- Written request: Search the records for the word "flows" and pick out every line that has it.

====== Dataset records ======

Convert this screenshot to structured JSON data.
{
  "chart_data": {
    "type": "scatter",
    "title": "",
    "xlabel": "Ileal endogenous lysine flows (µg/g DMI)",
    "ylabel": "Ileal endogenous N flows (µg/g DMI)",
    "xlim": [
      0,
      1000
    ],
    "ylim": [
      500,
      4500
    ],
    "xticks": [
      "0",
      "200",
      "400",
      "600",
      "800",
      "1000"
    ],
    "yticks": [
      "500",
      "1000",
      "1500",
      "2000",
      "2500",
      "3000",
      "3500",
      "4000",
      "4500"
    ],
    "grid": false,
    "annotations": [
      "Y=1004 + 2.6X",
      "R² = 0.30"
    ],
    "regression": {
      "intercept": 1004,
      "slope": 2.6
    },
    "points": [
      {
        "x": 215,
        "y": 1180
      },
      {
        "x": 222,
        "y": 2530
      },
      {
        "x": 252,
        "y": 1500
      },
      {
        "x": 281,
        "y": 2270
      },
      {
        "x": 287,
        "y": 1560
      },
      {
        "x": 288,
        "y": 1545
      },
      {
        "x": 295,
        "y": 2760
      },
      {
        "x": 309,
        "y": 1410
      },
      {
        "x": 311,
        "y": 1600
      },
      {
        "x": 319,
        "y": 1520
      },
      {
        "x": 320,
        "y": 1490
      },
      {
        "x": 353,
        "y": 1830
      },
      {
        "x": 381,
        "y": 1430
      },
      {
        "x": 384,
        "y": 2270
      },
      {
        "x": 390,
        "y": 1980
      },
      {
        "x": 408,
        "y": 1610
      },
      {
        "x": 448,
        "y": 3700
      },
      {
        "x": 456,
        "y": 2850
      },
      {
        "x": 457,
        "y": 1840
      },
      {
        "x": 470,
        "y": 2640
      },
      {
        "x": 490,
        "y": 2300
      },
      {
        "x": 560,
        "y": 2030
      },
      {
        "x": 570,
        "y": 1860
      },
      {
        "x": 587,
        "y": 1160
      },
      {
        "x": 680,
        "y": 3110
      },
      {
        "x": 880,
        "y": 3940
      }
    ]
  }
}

======

- Finished exercise:
    "xlabel": "Ileal endogenous lysine flows (µg/g DMI)",
    "ylabel": "Ileal endogenous N flows (µg/g DMI)",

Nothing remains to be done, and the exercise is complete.